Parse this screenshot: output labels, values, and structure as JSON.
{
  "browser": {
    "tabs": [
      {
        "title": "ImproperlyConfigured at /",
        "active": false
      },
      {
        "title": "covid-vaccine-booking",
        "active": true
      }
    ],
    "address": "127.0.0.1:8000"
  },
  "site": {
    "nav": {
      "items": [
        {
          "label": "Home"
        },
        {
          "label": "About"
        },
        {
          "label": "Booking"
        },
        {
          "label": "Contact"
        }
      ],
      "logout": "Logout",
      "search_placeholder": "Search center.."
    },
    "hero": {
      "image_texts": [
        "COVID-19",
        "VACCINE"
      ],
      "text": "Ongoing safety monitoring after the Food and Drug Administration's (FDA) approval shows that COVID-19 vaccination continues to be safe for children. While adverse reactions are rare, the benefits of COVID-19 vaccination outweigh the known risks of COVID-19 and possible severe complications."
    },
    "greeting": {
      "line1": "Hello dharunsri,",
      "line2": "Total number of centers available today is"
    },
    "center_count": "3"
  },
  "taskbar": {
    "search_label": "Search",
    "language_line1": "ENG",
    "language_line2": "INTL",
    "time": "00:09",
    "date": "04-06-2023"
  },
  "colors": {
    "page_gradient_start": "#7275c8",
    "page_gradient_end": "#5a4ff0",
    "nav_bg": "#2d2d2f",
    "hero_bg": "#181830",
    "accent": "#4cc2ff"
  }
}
###
What you need to do -> Repeat every entry exactly as written above.

Reply ->
Parse this screenshot: output labels, values, and structure as JSON.
{
  "browser": {
    "tabs": [
      {
        "title": "ImproperlyConfigured at /",
        "active": false
      },
      {
        "title": "covid-vaccine-booking",
        "active": true
      }
    ],
    "address": "127.0.0.1:8000"
  },
  "site": {
    "nav": {
      "items": [
        {
          "label": "Home"
        },
        {
          "label": "About"
        },
        {
          "label": "Booking"
        },
        {
          "label": "Contact"
        }
      ],
      "logout": "Logout",
      "search_placeholder": "Search center.."
    },
    "hero": {
      "image_texts": [
        "COVID-19",
        "VACCINE"
      ],
      "text": "Ongoing safety monitoring after the Food and Drug Administration's (FDA) approval shows that COVID-19 vaccination continues to be safe for children. While adverse reactions are rare, the benefits of COVID-19 vaccination outweigh the known risks of COVID-19 and possible severe complications."
    },
    "greeting": {
      "line1": "Hello dharunsri,",
      "line2": "Total number of centers available today is"
    },
    "center_count": "3"
  },
  "taskbar": {
    "search_label": "Search",
    "language_line1": "ENG",
    "language_line2": "INTL",
    "time": "00:09",
    "date": "04-06-2023"
  },
  "colors": {
    "page_gradient_start": "#7275c8",
    "page_gradient_end": "#5a4ff0",
    "nav_bg": "#2d2d2f",
    "hero_bg": "#181830",
    "accent": "#4cc2ff"
  }
}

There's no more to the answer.